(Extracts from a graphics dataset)
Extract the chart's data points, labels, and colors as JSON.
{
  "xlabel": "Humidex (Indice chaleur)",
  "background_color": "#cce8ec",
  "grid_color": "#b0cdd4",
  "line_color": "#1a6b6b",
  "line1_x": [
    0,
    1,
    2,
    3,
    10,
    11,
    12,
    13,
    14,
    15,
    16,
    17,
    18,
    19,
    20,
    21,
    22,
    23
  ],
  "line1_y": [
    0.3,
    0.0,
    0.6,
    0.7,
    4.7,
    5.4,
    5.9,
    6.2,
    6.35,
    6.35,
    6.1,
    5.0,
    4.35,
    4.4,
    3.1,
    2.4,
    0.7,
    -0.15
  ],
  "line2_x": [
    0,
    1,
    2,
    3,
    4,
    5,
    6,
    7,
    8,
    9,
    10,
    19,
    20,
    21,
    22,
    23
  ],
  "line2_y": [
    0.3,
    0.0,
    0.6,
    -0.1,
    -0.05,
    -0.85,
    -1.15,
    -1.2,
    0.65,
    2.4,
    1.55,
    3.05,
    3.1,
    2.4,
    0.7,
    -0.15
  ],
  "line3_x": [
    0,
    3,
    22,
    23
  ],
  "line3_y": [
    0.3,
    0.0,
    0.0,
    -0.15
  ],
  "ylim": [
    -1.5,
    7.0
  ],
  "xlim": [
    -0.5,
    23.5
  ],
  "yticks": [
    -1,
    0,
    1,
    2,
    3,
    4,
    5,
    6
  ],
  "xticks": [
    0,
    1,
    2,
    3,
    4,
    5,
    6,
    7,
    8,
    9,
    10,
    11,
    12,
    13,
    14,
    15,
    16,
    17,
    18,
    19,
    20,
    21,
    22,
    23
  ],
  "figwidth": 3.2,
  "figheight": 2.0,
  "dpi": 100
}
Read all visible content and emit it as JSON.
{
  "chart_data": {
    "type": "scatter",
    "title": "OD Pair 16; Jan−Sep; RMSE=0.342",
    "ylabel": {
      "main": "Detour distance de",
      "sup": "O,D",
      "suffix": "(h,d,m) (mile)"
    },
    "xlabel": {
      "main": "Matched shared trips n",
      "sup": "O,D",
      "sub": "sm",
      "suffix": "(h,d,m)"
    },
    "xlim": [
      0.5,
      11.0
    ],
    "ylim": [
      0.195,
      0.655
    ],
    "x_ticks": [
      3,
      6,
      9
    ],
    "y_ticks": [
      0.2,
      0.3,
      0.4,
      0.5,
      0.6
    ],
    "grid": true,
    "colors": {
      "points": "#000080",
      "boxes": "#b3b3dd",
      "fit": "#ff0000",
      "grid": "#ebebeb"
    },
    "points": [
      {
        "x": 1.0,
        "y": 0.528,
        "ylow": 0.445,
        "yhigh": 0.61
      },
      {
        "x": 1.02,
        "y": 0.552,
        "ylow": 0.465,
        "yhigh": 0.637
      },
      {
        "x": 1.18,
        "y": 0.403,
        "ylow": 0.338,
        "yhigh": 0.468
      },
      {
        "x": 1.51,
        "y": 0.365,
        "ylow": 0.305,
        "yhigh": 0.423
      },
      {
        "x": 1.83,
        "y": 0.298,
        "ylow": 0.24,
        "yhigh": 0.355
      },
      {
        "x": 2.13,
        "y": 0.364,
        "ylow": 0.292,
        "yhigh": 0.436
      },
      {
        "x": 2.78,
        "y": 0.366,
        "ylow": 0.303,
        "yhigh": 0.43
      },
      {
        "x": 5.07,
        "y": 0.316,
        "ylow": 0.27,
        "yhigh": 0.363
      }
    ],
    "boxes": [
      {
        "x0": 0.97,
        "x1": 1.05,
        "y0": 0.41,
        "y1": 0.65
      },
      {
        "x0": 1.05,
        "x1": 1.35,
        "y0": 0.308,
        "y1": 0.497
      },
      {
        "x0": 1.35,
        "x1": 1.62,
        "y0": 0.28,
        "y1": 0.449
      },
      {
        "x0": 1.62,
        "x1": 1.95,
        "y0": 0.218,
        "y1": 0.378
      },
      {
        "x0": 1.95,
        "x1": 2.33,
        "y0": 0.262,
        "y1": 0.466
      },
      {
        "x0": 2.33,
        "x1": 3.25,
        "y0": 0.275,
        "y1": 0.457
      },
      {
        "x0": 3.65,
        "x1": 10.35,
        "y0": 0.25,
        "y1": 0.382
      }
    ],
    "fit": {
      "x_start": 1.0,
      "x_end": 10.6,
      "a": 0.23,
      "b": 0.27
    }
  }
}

» Given exercise
Look through the records and gather each line with the word "xlabel".

» Response below
  "xlabel": "Humidex (Indice chaleur)",
    "xlabel": {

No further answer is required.